## begin Exercise materials
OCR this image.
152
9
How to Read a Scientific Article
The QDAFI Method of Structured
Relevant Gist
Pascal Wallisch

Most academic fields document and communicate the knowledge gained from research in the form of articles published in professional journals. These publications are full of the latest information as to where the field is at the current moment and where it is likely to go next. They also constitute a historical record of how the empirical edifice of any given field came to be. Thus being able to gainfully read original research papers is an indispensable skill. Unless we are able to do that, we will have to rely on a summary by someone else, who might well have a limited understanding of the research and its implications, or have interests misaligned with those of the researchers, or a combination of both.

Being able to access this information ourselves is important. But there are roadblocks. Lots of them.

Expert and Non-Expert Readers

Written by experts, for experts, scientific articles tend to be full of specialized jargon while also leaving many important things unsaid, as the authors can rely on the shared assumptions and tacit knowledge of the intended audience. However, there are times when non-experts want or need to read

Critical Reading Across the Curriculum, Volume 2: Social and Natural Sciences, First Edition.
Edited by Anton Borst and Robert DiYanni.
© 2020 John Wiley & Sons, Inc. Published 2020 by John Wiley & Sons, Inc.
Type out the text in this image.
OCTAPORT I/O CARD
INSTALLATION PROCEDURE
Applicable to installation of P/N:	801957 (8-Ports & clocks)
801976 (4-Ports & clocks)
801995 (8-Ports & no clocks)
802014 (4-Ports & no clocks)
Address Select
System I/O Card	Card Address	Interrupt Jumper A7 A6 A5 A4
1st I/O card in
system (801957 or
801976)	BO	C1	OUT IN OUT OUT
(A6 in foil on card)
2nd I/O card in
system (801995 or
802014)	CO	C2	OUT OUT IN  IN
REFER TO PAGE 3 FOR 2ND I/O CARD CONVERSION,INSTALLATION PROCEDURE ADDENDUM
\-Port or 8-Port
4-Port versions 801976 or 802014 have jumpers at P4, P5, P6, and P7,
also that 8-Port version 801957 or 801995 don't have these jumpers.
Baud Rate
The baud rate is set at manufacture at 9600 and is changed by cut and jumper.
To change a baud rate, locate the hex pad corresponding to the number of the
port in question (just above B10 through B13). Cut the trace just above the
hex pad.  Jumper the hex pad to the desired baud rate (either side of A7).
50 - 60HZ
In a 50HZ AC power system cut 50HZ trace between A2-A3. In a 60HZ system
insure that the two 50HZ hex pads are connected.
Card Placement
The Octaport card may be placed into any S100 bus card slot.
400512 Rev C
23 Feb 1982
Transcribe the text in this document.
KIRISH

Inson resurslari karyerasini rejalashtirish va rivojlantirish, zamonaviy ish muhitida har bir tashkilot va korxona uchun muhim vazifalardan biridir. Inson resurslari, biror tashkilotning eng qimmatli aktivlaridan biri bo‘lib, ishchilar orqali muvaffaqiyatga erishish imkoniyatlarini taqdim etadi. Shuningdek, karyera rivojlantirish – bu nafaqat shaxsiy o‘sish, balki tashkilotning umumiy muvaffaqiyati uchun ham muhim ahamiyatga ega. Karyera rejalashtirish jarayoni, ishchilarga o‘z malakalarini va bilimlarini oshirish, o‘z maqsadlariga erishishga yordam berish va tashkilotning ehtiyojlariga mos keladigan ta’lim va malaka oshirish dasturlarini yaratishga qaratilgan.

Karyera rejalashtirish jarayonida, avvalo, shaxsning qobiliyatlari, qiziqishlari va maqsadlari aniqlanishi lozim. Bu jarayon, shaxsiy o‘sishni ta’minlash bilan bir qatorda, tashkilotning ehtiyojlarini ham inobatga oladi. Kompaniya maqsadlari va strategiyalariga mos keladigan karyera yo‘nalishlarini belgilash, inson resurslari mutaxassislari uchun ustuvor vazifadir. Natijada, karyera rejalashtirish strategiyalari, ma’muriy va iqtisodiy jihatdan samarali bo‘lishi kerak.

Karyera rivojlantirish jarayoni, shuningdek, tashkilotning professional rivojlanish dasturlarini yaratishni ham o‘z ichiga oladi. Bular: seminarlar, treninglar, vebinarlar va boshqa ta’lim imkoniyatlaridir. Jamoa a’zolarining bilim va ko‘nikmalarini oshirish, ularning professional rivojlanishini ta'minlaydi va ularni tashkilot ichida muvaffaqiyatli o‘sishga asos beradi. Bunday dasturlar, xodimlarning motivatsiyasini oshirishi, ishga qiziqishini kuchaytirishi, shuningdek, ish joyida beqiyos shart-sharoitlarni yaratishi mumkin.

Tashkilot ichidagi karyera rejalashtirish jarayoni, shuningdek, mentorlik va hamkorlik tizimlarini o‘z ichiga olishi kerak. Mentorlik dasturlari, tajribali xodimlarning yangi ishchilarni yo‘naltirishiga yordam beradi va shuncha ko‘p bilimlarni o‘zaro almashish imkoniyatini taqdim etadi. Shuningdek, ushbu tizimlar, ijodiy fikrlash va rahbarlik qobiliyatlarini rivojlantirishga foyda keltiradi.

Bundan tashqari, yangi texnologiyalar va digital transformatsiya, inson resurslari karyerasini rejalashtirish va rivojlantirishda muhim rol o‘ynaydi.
## end Exercise materials
Stated exercise: Write down every line of the data above that includes the string "there".

Complete answer:
Being able to access this information ourselves is important. But there are roadblocks. Lots of them.
Written by experts, for experts, scientific articles tend to be full of specialized jargon while also leaving many important things unsaid, as the authors can rely on the shared assumptions and tacit knowledge of the intended audience. However, there are times when non-experts want or need to read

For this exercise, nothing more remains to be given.